→ **Goal of the exercise**
Copy the data below verbatim, beginning at the line that contains "score-cell[interactable]: 7.1 (409, 469, 459, 511)" and stopping after the line that contains "score-cell[interactable]: 5.9 (409, 550, 459, 591)", with both of those lines included.

####

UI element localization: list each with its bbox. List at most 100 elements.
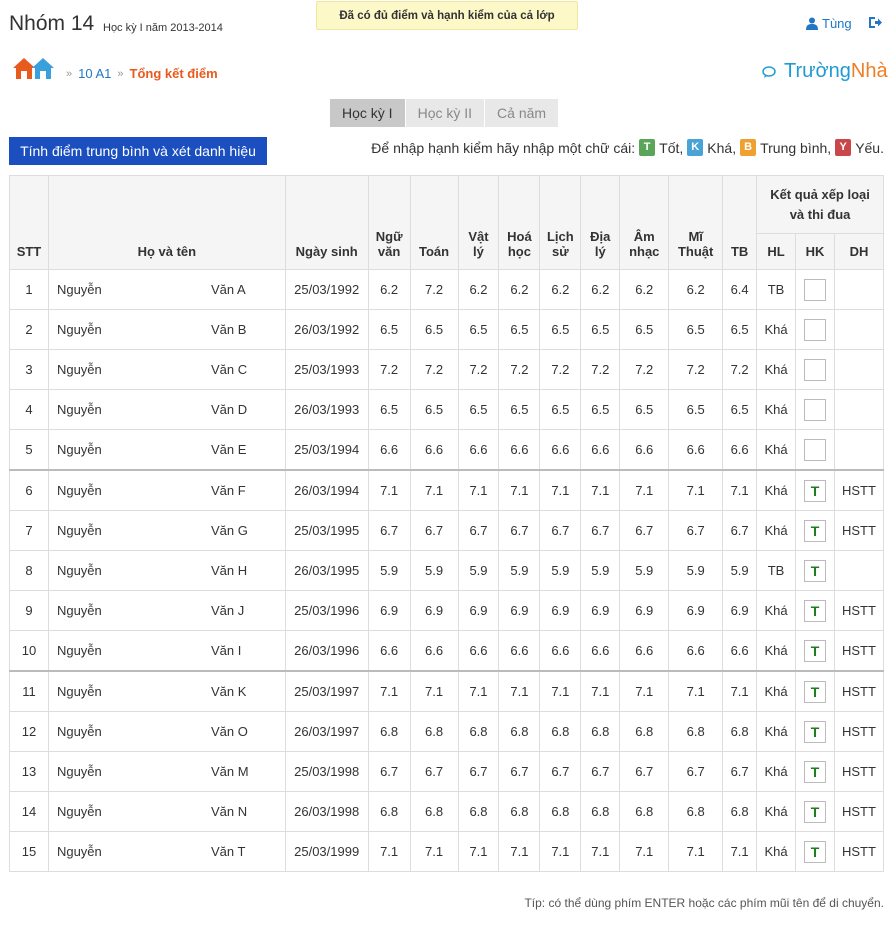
score-cell[interactable]: 7.1 (409, 469, 459, 511)
score-cell[interactable]: 5.9 (539, 550, 582, 591)
logout-button[interactable] (868, 15, 883, 34)
score-cell[interactable]: 5.9 (619, 550, 670, 591)
score-cell[interactable]: 7.1 (580, 831, 621, 872)
score-cell[interactable]: 7.1 (409, 831, 459, 872)
score-cell[interactable]: 6.6 (619, 630, 670, 672)
score-cell[interactable]: 5.9 (409, 550, 459, 591)
score-cell[interactable]: 7.1 (580, 670, 621, 712)
score-cell[interactable]: 5.9 (580, 550, 621, 591)
score-cell[interactable]: 6.8 (457, 711, 500, 752)
score-cell[interactable]: 7.2 (668, 349, 724, 390)
score-cell[interactable]: 6.5 (457, 389, 500, 430)
score-cell[interactable]: 6.5 (539, 389, 582, 430)
score-cell[interactable]: 6.6 (668, 630, 724, 672)
score-cell[interactable]: 6.6 (668, 429, 724, 471)
score-cell[interactable]: 7.2 (409, 269, 459, 310)
conduct-input[interactable]: T (803, 680, 826, 703)
score-cell[interactable]: 6.8 (619, 711, 670, 752)
score-cell[interactable]: 6.2 (457, 269, 500, 310)
score-cell[interactable]: 6.7 (619, 510, 670, 551)
score-cell[interactable]: 6.5 (619, 389, 670, 430)
score-cell[interactable]: 6.5 (580, 309, 621, 350)
score-cell[interactable]: 6.8 (619, 791, 670, 832)
conduct-input[interactable] (803, 358, 826, 381)
score-cell[interactable]: 6.6 (580, 429, 621, 471)
score-cell[interactable]: 7.2 (539, 349, 582, 390)
score-cell[interactable]: 6.7 (580, 751, 621, 792)
score-cell[interactable]: 7.1 (668, 469, 724, 511)
score-cell[interactable]: 6.8 (498, 791, 541, 832)
score-cell[interactable]: 6.5 (619, 309, 670, 350)
score-cell[interactable]: 6.6 (498, 429, 541, 471)
score-cell[interactable]: 6.7 (580, 510, 621, 551)
conduct-input[interactable] (803, 318, 826, 341)
score-cell[interactable]: 6.8 (367, 791, 411, 832)
score-cell[interactable]: 6.9 (367, 590, 411, 631)
score-cell[interactable]: 5.9 (457, 550, 500, 591)
score-cell[interactable]: 6.8 (580, 791, 621, 832)
score-cell[interactable]: 7.2 (498, 349, 541, 390)
score-cell[interactable]: 7.1 (367, 469, 411, 511)
score-cell[interactable]: 6.5 (498, 309, 541, 350)
breadcrumb-class-link[interactable]: 10 A1 (78, 66, 111, 81)
score-cell[interactable]: 6.9 (409, 590, 459, 631)
score-cell[interactable]: 6.6 (457, 429, 500, 471)
score-cell[interactable]: 6.5 (539, 309, 582, 350)
score-cell[interactable]: 6.5 (580, 389, 621, 430)
score-cell[interactable]: 7.1 (457, 670, 500, 712)
score-cell[interactable]: 6.6 (539, 630, 582, 672)
score-cell[interactable]: 6.9 (619, 590, 670, 631)
score-cell[interactable]: 6.5 (498, 389, 541, 430)
score-cell[interactable]: 6.5 (409, 389, 459, 430)
score-cell[interactable]: 7.1 (619, 670, 670, 712)
tab-term-2[interactable]: Học kỳ II (405, 99, 485, 127)
score-cell[interactable]: 6.7 (367, 510, 411, 551)
score-cell[interactable]: 7.2 (409, 349, 459, 390)
score-cell[interactable]: 6.7 (539, 510, 582, 551)
score-cell[interactable]: 6.2 (668, 269, 724, 310)
score-cell[interactable]: 6.9 (457, 590, 500, 631)
conduct-input[interactable]: T (803, 479, 826, 502)
score-cell[interactable]: 6.8 (457, 791, 500, 832)
score-cell[interactable]: 6.7 (457, 510, 500, 551)
score-cell[interactable]: 7.1 (668, 831, 724, 872)
score-cell[interactable]: 6.7 (498, 510, 541, 551)
score-cell[interactable]: 6.8 (367, 711, 411, 752)
conduct-input[interactable] (803, 438, 826, 461)
score-cell[interactable]: 6.7 (619, 751, 670, 792)
score-cell[interactable]: 7.2 (580, 349, 621, 390)
conduct-input[interactable]: T (803, 519, 826, 542)
score-cell[interactable]: 6.7 (498, 751, 541, 792)
score-cell[interactable]: 6.2 (580, 269, 621, 310)
score-cell[interactable]: 6.8 (668, 711, 724, 752)
conduct-input[interactable]: T (803, 559, 826, 582)
score-cell[interactable]: 7.1 (619, 831, 670, 872)
score-cell[interactable]: 5.9 (668, 550, 724, 591)
score-cell[interactable]: 6.5 (668, 309, 724, 350)
score-cell[interactable]: 6.2 (498, 269, 541, 310)
score-cell[interactable]: 7.1 (367, 670, 411, 712)
score-cell[interactable]: 6.8 (409, 711, 459, 752)
user-menu[interactable]: Tùng (806, 16, 852, 31)
brand-logo[interactable]: TrườngNhà (762, 60, 888, 83)
conduct-input[interactable] (803, 278, 826, 301)
score-cell[interactable]: 6.6 (409, 630, 459, 672)
score-cell[interactable]: 6.7 (409, 510, 459, 551)
score-cell[interactable]: 6.2 (539, 269, 582, 310)
score-cell[interactable]: 6.5 (367, 389, 411, 430)
score-cell[interactable]: 7.1 (457, 831, 500, 872)
score-cell[interactable]: 6.7 (539, 751, 582, 792)
score-cell[interactable]: 6.9 (539, 590, 582, 631)
conduct-input[interactable]: T (803, 720, 826, 743)
score-cell[interactable]: 6.6 (619, 429, 670, 471)
score-cell[interactable]: 7.1 (668, 670, 724, 712)
score-cell[interactable]: 6.8 (539, 791, 582, 832)
conduct-input[interactable]: T (803, 599, 826, 622)
score-cell[interactable]: 6.7 (409, 751, 459, 792)
score-cell[interactable]: 6.8 (498, 711, 541, 752)
score-cell[interactable]: 6.7 (668, 751, 724, 792)
tab-term-3[interactable]: Cả năm (485, 99, 559, 127)
score-cell[interactable]: 7.1 (498, 670, 541, 712)
conduct-input[interactable]: T (803, 639, 826, 662)
score-cell[interactable]: 6.6 (409, 429, 459, 471)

####

→ **Written answer**
score-cell[interactable]: 7.1 (409, 469, 459, 511)
score-cell[interactable]: 5.9 (539, 550, 582, 591)
logout-button[interactable] (868, 15, 883, 34)
score-cell[interactable]: 5.9 (619, 550, 670, 591)
score-cell[interactable]: 7.1 (580, 831, 621, 872)
score-cell[interactable]: 7.1 (409, 831, 459, 872)
score-cell[interactable]: 6.6 (619, 630, 670, 672)
score-cell[interactable]: 5.9 (409, 550, 459, 591)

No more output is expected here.